Stored records.
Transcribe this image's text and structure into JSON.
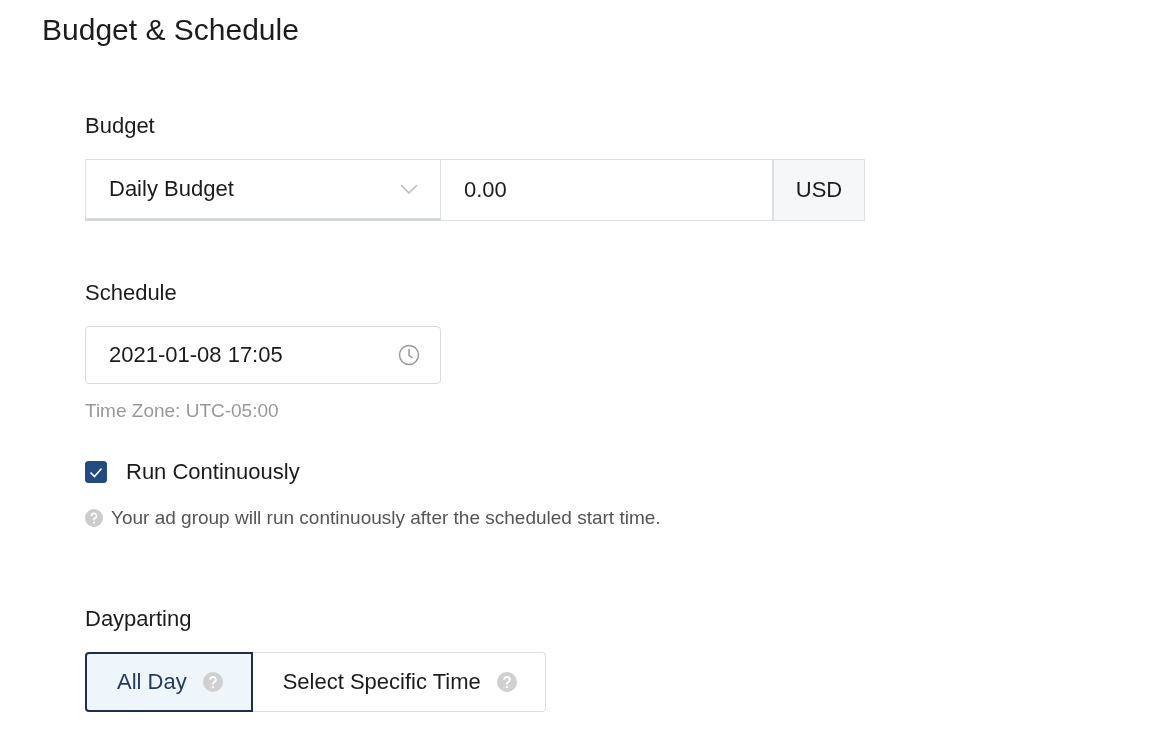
{
  "title": "Budget & Schedule",
  "budget": {
    "label": "Budget",
    "type": "Daily Budget",
    "amount": "0.00",
    "currency": "USD"
  },
  "schedule": {
    "label": "Schedule",
    "start": "2021-01-08 17:05",
    "time_zone": "Time Zone: UTC-05:00",
    "run_continuously": {
      "label": "Run Continuously",
      "checked": true
    },
    "hint": "Your ad group will run continuously after the scheduled start time."
  },
  "dayparting": {
    "label": "Dayparting",
    "options": [
      {
        "label": "All Day",
        "selected": true
      },
      {
        "label": "Select Specific Time",
        "selected": false
      }
    ]
  }
}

What the task asks.
Each line of the material must be retyped exactly, except that images are omitted.

Answer.
Transcribe this image's text and structure into JSON.
{
  "title": "Budget & Schedule",
  "budget": {
    "label": "Budget",
    "type": "Daily Budget",
    "amount": "0.00",
    "currency": "USD"
  },
  "schedule": {
    "label": "Schedule",
    "start": "2021-01-08 17:05",
    "time_zone": "Time Zone: UTC-05:00",
    "run_continuously": {
      "label": "Run Continuously",
      "checked": true
    },
    "hint": "Your ad group will run continuously after the scheduled start time."
  },
  "dayparting": {
    "label": "Dayparting",
    "options": [
      {
        "label": "All Day",
        "selected": true
      },
      {
        "label": "Select Specific Time",
        "selected": false
      }
    ]
  }
}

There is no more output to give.